EXPLORE THE MATERIAL ▸
A. Answer these questions about the classroom blogging post:
(i) Which news outlet ran the article that was read aloud to the class?
(ii) On what platform is the classroom network built?
(iii) Roughly how many students attend the school?
B. Please reproduce, word for word, the part of the classroom blogging post starting at "If the act of" and ending at "science in general.".

*** PASSAGE PROVIDED Section Begins ***

If the act of web surfing might keep dementia at bay, then blogging might just allow your brain to outlive your body.

The Context
I found this brief, but intriguing article from MSNBC interesting enough to engage a read-aloud with my Dual-Credit Biology class this past week. This classroom of curious minds is full of nascent bloggers. We have begun our journey into the blogosphere within the relatively safe confines (if the global web can be seen as “confined” in any way) of a classroom network on the Ning platform. Here we have recently dabbled with online discussion forums, mini-project publishing and blogging as it relates to the dynamic nature of science in general.
One must also be aware that these forms of learning are quite novel at my school of around 900 students in Saint Joseph, Missouri. I, along with a small cohort of teachers at Benton High, have taken a step into the world of online interactivity and publishing within the standard curriculum of our courses. After just a month and a half, we have realized the fact that the doors of our classrooms no longer lock tight at 3:00pm. During even late nights throughout the week, many of our classrooms are still abuzz with content discourse while the mice come out to frolic in the hallways of our aging school.

*** PASSAGE PROVIDED Section Ends ***
*** DATA UNDER STUDY Section Begins ***

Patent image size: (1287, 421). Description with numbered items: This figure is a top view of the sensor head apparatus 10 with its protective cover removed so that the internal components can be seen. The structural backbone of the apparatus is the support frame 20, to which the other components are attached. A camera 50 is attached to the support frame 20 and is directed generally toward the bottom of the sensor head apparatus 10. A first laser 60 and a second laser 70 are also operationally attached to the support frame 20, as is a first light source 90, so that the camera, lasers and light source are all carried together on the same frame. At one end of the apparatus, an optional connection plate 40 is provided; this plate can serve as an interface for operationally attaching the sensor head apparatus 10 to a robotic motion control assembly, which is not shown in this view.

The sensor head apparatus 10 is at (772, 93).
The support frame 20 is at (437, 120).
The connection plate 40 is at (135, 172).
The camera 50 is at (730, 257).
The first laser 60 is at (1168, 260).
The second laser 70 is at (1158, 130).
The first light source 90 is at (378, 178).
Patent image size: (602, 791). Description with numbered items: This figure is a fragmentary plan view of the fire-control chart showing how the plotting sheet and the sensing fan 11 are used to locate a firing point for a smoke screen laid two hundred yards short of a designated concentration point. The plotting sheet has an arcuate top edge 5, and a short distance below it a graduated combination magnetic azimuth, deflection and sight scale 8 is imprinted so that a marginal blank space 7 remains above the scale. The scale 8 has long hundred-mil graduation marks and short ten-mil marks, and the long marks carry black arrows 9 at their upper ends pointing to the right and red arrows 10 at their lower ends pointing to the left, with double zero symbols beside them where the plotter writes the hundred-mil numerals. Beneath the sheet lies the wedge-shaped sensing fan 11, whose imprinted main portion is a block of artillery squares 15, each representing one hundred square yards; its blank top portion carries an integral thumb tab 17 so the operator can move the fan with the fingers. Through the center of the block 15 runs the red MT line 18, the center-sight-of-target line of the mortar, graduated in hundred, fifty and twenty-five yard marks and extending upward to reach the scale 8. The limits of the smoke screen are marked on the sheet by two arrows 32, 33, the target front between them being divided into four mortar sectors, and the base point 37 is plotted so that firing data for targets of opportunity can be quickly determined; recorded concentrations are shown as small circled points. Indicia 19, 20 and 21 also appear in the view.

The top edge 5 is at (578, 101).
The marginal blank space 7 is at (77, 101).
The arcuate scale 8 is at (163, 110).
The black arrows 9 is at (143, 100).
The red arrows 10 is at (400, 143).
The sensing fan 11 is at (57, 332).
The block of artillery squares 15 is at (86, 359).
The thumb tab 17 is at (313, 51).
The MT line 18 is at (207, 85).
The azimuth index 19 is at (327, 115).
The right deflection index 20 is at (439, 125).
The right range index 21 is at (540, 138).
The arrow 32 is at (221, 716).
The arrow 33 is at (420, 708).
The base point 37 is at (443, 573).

*** DATA UNDER STUDY Section Ends ***

SOLUTIONS FOR EACH TASK ▸
A.
(i) MSNBC
(ii) Ning
(iii) Around 900

B.
If the act of web surfing might keep dementia at bay, then blogging might just allow your brain to outlive your body.

The Context
I found this brief, but intriguing article from MSNBC interesting enough to engage a read-aloud with my Dual-Credit Biology class this past week. This classroom of curious minds is full of nascent bloggers. We have begun our journey into the blogosphere within the relatively safe confines (if the global web can be seen as “confined” in any way) of a classroom network on the Ning platform. Here we have recently dabbled with online discussion forums, mini-project publishing and blogging as it relates to the dynamic nature of science in general.